Action item - Produce an exact copy of all the records.

● ● ● ●

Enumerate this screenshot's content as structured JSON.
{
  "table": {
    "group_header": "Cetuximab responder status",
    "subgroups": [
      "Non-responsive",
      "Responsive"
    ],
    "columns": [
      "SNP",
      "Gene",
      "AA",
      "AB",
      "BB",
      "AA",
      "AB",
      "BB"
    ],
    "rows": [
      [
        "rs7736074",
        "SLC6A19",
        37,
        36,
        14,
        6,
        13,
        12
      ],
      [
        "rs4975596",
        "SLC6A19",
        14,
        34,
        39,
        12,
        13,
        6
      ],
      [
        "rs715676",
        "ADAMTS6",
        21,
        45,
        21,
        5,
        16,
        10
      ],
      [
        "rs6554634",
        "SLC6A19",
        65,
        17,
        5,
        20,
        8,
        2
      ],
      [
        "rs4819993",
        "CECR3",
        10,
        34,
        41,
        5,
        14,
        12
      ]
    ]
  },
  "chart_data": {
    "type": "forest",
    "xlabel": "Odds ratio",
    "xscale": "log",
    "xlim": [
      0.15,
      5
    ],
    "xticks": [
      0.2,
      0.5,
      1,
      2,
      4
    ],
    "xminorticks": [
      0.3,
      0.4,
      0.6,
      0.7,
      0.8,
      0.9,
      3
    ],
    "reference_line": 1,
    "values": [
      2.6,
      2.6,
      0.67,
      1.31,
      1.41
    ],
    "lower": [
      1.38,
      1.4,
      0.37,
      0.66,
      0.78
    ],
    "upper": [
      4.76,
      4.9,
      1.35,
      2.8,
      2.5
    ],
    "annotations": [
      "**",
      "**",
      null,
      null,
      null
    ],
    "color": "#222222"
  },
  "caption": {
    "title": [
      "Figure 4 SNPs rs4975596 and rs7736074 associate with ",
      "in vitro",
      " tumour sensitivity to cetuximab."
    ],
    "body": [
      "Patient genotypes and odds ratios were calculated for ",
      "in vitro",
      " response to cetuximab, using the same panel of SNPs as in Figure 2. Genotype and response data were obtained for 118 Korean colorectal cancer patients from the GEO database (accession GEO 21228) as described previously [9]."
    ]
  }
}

● ● ● ●

Reply -
Enumerate this screenshot's content as structured JSON.
{
  "table": {
    "group_header": "Cetuximab responder status",
    "subgroups": [
      "Non-responsive",
      "Responsive"
    ],
    "columns": [
      "SNP",
      "Gene",
      "AA",
      "AB",
      "BB",
      "AA",
      "AB",
      "BB"
    ],
    "rows": [
      [
        "rs7736074",
        "SLC6A19",
        37,
        36,
        14,
        6,
        13,
        12
      ],
      [
        "rs4975596",
        "SLC6A19",
        14,
        34,
        39,
        12,
        13,
        6
      ],
      [
        "rs715676",
        "ADAMTS6",
        21,
        45,
        21,
        5,
        16,
        10
      ],
      [
        "rs6554634",
        "SLC6A19",
        65,
        17,
        5,
        20,
        8,
        2
      ],
      [
        "rs4819993",
        "CECR3",
        10,
        34,
        41,
        5,
        14,
        12
      ]
    ]
  },
  "chart_data": {
    "type": "forest",
    "xlabel": "Odds ratio",
    "xscale": "log",
    "xlim": [
      0.15,
      5
    ],
    "xticks": [
      0.2,
      0.5,
      1,
      2,
      4
    ],
    "xminorticks": [
      0.3,
      0.4,
      0.6,
      0.7,
      0.8,
      0.9,
      3
    ],
    "reference_line": 1,
    "values": [
      2.6,
      2.6,
      0.67,
      1.31,
      1.41
    ],
    "lower": [
      1.38,
      1.4,
      0.37,
      0.66,
      0.78
    ],
    "upper": [
      4.76,
      4.9,
      1.35,
      2.8,
      2.5
    ],
    "annotations": [
      "**",
      "**",
      null,
      null,
      null
    ],
    "color": "#222222"
  },
  "caption": {
    "title": [
      "Figure 4 SNPs rs4975596 and rs7736074 associate with ",
      "in vitro",
      " tumour sensitivity to cetuximab."
    ],
    "body": [
      "Patient genotypes and odds ratios were calculated for ",
      "in vitro",
      " response to cetuximab, using the same panel of SNPs as in Figure 2. Genotype and response data were obtained for 118 Korean colorectal cancer patients from the GEO database (accession GEO 21228) as described previously [9]."
    ]
  }
}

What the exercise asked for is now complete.